▶ _Exercise task_
From the listing, collect all lines containing the word "firmy".

▶ _Supplied material_
────────
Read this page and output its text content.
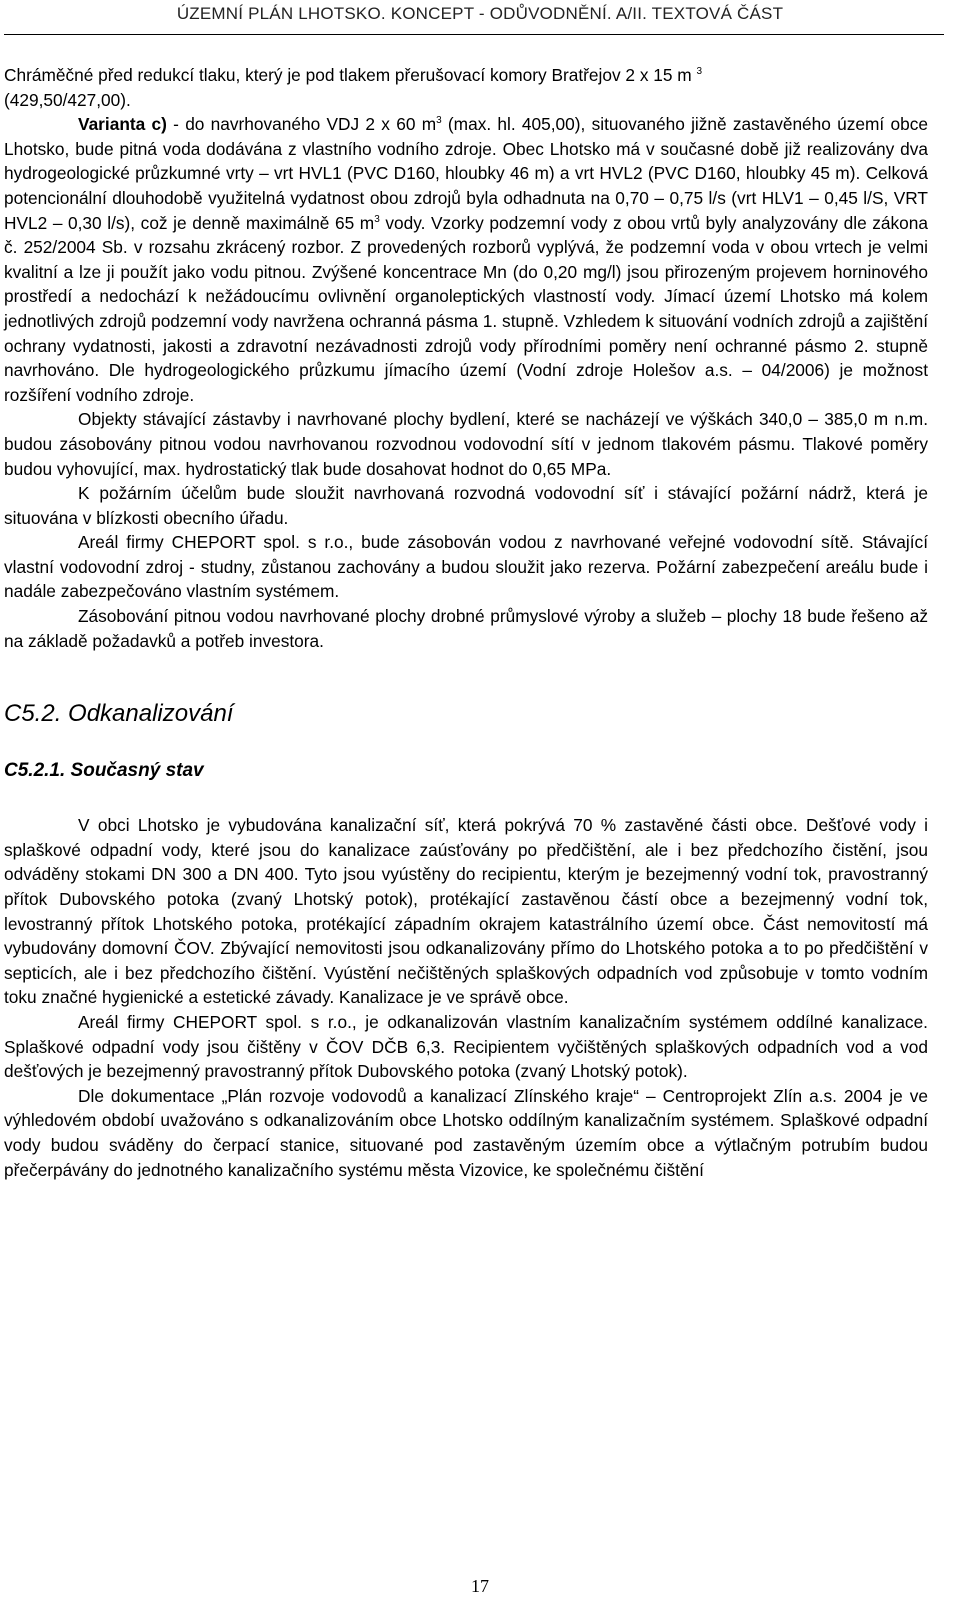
ÚZEMNÍ PLÁN LHOTSKO. KONCEPT - ODŮVODNĚNÍ. A/II. TEXTOVÁ ČÁST

Chráměčné před redukcí tlaku, který je pod tlakem přerušovací komory Bratřejov 2 x 15 m $^3$
(429,50/427,00).

Varianta c) - do navrhovaného VDJ 2 x 60 $m^3$ (max. hl. 405,00), situovaného jižně zastavěného území obce Lhotsko, bude pitná voda dodávána z vlastního vodního zdroje. Obec Lhotsko má v současné době již realizovány dva hydrogeologické průzkumné vrty – vrt HVL1 (PVC D160, hloubky 46 m) a vrt HVL2 (PVC D160, hloubky 45 m). Celková potencionální dlouhodobě využitelná vydatnost obou zdrojů byla odhadnuta na 0,70 – 0,75 l/s (vrt HLV1 – 0,45 l/S, VRT HVL2 – 0,30 l/s), což je denně maximálně 65 $m^3$ vody. Vzorky podzemní vody z obou vrtů byly analyzovány dle zákona č. 252/2004 Sb. v rozsahu zkrácený rozbor. Z provedených rozborů vyplývá, že podzemní voda v obou vrtech je velmi kvalitní a lze ji použít jako vodu pitnou. Zvýšené koncentrace Mn (do 0,20 mg/l) jsou přirozeným projevem horninového prostředí a nedochází k nežádoucímu ovlivnění organoleptických vlastností vody. Jímací území Lhotsko má kolem jednotlivých zdrojů podzemní vody navržena ochranná pásma 1. stupně. Vzhledem k situování vodních zdrojů a zajištění ochrany vydatnosti, jakosti a zdravotní nezávadnosti zdrojů vody přírodními poměry není ochranné pásmo 2. stupně navrhováno. Dle hydrogeologického průzkumu jímacího území (Vodní zdroje Holešov a.s. – 04/2006) je možnost rozšíření vodního zdroje.

Objekty stávající zástavby i navrhované plochy bydlení, které se nacházejí ve výškách 340,0 – 385,0 m n.m. budou zásobovány pitnou vodou navrhovanou rozvodnou vodovodní sítí v jednom tlakovém pásmu. Tlakové poměry budou vyhovující, max. hydrostatický tlak bude dosahovat hodnot do 0,65 MPa.

K požárním účelům bude sloužit navrhovaná rozvodná vodovodní síť i stávající požární nádrž, která je situována v blízkosti obecního úřadu.

Areál firmy CHEPORT spol. s r.o., bude zásobován vodou z navrhované veřejné vodovodní sítě. Stávající vlastní vodovodní zdroj - studny, zůstanou zachovány a budou sloužit jako rezerva. Požární zabezpečení areálu bude i nadále zabezpečováno vlastním systémem.

Zásobování pitnou vodou navrhované plochy drobné průmyslové výroby a služeb – plochy 18 bude řešeno až na základě požadavků a potřeb investora.

C5.2. Odkanalizování
C5.2.1. Současný stav

V obci Lhotsko je vybudována kanalizační síť, která pokrývá 70 % zastavěné části obce. Dešťové vody i splaškové odpadní vody, které jsou do kanalizace zaúsťovány po předčištění, ale i bez předchozího čistění, jsou odváděny stokami DN 300 a DN 400. Tyto jsou vyústěny do recipientu, kterým je bezejmenný vodní tok, pravostranný přítok Dubovského potoka (zvaný Lhotský potok), protékající zastavěnou částí obce a bezejmenný vodní tok, levostranný přítok Lhotského potoka, protékající západním okrajem katastrálního území obce. Část nemovitostí má vybudovány domovní ČOV. Zbývající nemovitosti jsou odkanalizovány přímo do Lhotského potoka a to po předčištění v septicích, ale i bez předchozího čištění. Vyústění nečištěných splaškových odpadních vod způsobuje v tomto vodním toku značné hygienické a estetické závady. Kanalizace je ve správě obce.

Areál firmy CHEPORT spol. s r.o., je odkanalizován vlastním kanalizačním systémem oddílné kanalizace. Splaškové odpadní vody jsou čištěny v ČOV DČB 6,3. Recipientem vyčištěných splaškových odpadních vod a vod dešťových je bezejmenný pravostranný přítok Dubovského potoka (zvaný Lhotský potok).

Dle dokumentace „Plán rozvoje vodovodů a kanalizací Zlínského kraje“ – Centroprojekt Zlín a.s. 2004 je ve výhledovém období uvažováno s odkanalizováním obce Lhotsko oddílným kanalizačním systémem. Splaškové odpadní vody budou sváděny do čerpací stanice, situované pod zastavěným územím obce a výtlačným potrubím budou přečerpávány do jednotného kanalizačního systému města Vizovice, ke společnému čištění

17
────────
▶ _Result for this task_
Areál firmy CHEPORT spol. s r.o., bude zásobován vodou z navrhované veřejné vodovodní sítě. Stávající vlastní vodovodní zdroj - studny, zůstanou zachovány a budou sloužit jako rezerva. Požární zabezpečení areálu bude i nadále zabezpečováno vlastním systémem.
Areál firmy CHEPORT spol. s r.o., je odkanalizován vlastním kanalizačním systémem oddílné kanalizace. Splaškové odpadní vody jsou čištěny v ČOV DČB 6,3. Recipientem vyčištěných splaškových odpadních vod a vod dešťových je bezejmenný pravostranný přítok Dubovského potoka (zvaný Lhotský potok).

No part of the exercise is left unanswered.